_YOUR TASK_
In the entries, find all lines that hold the word "selected" and copy them.

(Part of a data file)
^^^^^^^^
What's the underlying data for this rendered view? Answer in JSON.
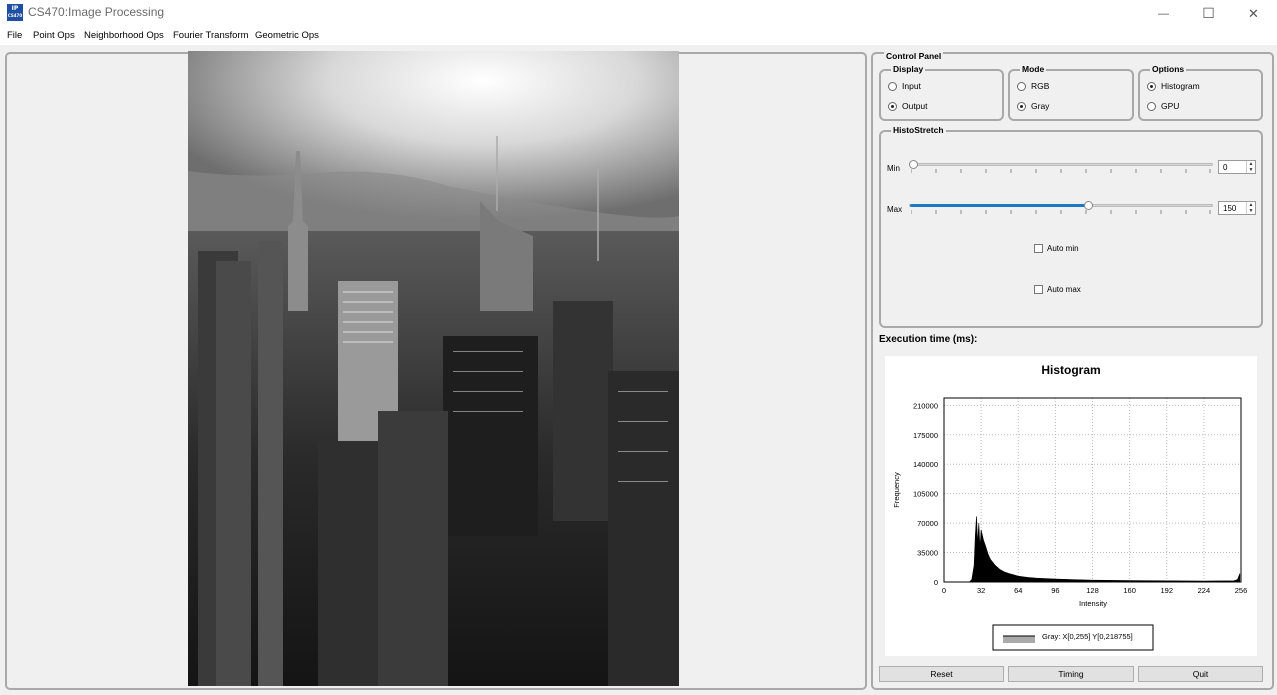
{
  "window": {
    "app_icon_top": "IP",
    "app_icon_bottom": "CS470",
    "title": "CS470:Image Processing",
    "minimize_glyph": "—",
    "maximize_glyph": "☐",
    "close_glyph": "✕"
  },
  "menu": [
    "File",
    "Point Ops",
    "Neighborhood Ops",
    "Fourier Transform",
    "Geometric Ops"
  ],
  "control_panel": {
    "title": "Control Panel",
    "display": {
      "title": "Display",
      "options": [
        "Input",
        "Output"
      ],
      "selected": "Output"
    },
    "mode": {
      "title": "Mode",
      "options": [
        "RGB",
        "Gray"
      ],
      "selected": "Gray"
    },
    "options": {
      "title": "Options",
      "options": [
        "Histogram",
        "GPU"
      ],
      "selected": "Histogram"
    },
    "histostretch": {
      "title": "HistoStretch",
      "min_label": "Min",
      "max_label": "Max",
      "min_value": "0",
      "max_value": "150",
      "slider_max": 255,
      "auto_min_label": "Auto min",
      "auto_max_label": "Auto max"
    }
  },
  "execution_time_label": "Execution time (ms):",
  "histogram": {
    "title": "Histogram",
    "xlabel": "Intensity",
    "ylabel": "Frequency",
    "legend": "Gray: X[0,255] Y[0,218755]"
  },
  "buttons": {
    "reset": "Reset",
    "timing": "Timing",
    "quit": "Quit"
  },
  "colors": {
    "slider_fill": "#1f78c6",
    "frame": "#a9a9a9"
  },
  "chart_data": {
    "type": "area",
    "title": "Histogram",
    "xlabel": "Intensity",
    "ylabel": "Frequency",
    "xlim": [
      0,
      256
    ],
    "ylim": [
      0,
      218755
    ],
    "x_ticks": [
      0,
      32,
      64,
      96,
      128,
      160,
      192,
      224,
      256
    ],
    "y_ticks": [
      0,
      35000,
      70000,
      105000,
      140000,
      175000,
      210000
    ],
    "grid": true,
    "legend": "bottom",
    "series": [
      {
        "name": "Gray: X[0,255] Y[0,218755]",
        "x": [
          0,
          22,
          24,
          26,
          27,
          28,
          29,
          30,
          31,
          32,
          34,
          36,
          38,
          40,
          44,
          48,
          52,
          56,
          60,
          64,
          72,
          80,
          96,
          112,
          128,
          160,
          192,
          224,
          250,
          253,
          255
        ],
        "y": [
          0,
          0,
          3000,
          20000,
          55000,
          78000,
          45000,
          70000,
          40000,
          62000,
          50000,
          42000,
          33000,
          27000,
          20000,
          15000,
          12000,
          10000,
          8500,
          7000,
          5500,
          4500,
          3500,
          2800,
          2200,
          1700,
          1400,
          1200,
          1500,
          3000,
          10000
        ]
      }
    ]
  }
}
^^^^^^^^
_WRITTEN SOLUTION_
      "selected": "Output"
      "selected": "Gray"
      "selected": "Histogram"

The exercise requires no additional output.